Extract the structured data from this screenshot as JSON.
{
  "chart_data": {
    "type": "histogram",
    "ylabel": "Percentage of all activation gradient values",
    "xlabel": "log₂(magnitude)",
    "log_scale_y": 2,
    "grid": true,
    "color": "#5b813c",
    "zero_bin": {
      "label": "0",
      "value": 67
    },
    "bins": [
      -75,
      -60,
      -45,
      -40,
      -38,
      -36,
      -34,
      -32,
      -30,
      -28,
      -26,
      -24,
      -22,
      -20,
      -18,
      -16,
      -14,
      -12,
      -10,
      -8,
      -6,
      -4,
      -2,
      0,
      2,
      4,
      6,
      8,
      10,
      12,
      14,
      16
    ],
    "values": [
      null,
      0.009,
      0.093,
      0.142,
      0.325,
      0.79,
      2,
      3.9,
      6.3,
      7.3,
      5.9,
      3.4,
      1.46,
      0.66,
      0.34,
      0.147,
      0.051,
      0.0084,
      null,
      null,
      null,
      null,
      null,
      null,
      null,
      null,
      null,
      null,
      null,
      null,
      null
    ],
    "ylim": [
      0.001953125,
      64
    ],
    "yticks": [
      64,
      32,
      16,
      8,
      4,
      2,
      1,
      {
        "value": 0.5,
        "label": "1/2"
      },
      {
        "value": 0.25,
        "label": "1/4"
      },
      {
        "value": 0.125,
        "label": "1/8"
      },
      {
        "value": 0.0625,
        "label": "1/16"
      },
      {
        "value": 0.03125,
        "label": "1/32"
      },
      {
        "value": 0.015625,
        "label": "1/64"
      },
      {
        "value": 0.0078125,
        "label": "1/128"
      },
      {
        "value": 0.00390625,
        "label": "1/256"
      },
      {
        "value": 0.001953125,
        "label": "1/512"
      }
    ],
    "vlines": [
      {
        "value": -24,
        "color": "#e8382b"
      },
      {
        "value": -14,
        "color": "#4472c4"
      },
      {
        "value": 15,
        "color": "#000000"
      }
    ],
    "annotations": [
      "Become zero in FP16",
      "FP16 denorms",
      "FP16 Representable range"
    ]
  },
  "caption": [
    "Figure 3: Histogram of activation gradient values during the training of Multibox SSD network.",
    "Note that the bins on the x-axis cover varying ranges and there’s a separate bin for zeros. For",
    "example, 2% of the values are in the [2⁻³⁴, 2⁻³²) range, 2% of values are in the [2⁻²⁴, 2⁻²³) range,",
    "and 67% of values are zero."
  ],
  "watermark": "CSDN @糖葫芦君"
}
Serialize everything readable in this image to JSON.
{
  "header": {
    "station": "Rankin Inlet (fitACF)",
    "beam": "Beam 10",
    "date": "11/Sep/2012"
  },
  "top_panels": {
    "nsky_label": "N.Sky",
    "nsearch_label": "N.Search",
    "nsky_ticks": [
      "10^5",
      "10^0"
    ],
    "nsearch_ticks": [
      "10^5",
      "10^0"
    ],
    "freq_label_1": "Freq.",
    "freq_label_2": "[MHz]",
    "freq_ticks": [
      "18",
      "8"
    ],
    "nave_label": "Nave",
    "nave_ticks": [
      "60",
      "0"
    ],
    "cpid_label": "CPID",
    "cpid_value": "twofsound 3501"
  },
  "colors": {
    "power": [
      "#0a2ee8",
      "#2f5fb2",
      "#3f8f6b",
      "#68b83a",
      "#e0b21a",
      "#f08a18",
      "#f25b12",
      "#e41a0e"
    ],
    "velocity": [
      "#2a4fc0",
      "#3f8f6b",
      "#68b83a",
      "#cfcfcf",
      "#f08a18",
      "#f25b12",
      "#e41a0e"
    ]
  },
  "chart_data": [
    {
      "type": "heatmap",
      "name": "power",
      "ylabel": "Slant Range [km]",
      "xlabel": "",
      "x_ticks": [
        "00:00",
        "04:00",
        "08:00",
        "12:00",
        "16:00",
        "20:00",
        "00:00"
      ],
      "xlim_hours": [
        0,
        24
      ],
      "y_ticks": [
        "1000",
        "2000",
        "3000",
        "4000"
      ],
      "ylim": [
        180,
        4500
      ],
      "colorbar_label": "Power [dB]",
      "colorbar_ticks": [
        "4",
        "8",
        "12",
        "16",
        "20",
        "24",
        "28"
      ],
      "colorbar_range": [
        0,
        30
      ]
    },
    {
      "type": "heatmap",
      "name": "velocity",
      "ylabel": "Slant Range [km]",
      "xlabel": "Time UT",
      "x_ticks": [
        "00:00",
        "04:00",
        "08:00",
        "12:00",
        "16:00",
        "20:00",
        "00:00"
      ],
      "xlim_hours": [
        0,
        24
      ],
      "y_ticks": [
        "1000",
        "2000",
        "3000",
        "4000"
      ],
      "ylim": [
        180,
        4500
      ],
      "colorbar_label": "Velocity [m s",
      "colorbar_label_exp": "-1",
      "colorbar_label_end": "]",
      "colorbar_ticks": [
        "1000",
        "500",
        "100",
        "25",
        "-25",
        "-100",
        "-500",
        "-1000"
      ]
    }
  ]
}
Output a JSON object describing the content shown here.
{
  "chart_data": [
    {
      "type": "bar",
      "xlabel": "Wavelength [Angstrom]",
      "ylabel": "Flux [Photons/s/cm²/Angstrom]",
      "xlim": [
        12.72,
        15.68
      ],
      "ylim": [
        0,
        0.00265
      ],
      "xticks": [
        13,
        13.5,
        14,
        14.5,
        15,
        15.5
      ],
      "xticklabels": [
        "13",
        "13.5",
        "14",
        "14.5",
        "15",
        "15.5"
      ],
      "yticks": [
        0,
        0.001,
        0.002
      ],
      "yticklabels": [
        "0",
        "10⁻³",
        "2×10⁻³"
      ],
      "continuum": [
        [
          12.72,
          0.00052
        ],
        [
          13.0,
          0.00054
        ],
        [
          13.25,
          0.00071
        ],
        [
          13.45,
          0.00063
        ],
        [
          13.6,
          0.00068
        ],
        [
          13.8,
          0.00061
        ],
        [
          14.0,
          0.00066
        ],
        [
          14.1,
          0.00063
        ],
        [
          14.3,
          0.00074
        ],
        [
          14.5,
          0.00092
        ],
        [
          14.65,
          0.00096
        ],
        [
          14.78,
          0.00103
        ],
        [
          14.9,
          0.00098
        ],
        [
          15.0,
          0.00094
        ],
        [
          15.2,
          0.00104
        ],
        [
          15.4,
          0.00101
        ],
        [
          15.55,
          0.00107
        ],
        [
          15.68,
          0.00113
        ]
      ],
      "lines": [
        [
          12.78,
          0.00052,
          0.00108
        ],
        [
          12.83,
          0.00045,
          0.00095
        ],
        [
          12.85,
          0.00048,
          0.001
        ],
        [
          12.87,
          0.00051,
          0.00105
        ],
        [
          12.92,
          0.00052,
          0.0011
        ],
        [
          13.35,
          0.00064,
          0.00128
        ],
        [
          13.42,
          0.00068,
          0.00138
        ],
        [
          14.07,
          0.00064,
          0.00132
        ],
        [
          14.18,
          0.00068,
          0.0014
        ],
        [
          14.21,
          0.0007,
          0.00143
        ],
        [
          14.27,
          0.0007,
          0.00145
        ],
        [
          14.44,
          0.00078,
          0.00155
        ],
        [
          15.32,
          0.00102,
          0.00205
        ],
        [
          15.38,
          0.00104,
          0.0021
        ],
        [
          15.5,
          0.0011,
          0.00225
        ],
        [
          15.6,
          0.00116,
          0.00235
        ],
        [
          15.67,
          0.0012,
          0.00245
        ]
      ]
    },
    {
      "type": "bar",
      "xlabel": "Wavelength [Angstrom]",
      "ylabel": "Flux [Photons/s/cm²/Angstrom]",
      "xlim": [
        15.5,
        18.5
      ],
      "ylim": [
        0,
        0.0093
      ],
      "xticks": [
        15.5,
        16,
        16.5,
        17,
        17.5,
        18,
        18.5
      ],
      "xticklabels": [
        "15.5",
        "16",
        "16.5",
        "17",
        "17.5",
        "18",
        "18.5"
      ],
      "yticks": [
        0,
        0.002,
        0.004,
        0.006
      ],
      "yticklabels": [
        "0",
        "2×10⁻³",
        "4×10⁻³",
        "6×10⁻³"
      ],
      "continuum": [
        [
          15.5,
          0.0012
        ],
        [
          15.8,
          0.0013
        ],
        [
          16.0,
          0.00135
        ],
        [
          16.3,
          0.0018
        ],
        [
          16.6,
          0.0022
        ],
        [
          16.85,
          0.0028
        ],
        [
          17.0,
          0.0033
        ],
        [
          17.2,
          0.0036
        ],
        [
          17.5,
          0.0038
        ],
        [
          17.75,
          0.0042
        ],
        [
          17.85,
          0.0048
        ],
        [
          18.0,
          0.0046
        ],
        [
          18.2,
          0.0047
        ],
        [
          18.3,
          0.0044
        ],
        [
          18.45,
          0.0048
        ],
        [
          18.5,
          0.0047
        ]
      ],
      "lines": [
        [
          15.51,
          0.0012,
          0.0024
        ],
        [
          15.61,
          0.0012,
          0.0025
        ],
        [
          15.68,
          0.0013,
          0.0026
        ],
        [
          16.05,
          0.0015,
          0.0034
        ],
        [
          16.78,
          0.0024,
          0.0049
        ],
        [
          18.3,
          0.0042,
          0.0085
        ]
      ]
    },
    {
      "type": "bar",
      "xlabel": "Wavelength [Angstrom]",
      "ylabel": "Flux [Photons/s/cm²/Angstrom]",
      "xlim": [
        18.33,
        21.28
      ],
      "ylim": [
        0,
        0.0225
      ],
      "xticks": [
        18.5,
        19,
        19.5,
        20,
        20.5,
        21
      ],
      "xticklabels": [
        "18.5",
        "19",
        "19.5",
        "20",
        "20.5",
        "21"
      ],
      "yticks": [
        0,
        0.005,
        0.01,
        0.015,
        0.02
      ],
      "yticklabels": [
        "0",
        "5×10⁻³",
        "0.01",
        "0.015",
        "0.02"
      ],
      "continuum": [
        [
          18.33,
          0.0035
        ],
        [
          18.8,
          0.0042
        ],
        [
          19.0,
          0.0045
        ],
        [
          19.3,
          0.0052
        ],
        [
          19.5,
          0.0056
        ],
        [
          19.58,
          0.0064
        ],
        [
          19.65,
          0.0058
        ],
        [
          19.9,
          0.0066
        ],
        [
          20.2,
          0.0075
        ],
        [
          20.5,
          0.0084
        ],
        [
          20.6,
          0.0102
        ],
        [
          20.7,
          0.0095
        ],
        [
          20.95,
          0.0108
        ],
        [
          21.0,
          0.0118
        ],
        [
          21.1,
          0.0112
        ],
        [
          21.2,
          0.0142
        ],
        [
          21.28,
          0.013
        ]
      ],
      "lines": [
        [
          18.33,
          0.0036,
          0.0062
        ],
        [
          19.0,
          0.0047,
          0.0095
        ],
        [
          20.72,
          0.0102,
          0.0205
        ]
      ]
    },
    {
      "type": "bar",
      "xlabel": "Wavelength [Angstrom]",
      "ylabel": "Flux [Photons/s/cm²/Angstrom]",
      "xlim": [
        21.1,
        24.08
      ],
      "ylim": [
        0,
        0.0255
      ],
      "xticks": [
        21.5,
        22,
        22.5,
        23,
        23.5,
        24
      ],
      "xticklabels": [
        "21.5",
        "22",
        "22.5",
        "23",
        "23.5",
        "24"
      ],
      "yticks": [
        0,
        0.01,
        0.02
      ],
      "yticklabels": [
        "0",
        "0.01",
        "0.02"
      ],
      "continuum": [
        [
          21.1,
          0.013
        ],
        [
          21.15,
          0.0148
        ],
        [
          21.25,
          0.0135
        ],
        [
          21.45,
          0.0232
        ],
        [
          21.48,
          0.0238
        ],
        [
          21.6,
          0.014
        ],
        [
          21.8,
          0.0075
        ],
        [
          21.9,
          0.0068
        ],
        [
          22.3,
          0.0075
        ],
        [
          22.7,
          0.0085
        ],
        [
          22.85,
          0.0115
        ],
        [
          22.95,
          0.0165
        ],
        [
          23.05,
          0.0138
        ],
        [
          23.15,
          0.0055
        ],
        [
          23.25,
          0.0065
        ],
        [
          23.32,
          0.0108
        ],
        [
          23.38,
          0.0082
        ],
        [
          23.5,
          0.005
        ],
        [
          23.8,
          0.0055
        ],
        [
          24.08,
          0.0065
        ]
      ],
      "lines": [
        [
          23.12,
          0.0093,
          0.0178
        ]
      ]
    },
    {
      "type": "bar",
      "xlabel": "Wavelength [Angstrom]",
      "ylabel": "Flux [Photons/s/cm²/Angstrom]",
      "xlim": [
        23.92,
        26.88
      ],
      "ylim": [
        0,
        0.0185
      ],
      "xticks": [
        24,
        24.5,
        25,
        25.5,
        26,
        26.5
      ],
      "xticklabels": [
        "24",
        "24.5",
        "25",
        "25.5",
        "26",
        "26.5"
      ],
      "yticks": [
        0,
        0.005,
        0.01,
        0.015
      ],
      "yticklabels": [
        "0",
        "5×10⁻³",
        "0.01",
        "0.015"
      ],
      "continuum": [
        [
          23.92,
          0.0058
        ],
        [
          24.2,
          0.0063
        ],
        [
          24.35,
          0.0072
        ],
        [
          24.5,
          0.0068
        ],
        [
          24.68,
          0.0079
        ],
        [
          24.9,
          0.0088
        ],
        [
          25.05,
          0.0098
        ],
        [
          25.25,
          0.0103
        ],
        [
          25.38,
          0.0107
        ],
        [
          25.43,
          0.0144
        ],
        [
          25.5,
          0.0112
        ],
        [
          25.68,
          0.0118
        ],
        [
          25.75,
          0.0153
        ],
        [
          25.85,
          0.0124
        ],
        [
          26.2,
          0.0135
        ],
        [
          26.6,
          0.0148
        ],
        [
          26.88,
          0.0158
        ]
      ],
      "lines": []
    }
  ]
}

--------

**Work to complete**
Return each line of the data that contains the string "activation".

**Output for this task**
    "ylabel": "Percentage of all activation gradient values",
    "Figure 3: Histogram of activation gradient values during the training of Multibox SSD network.",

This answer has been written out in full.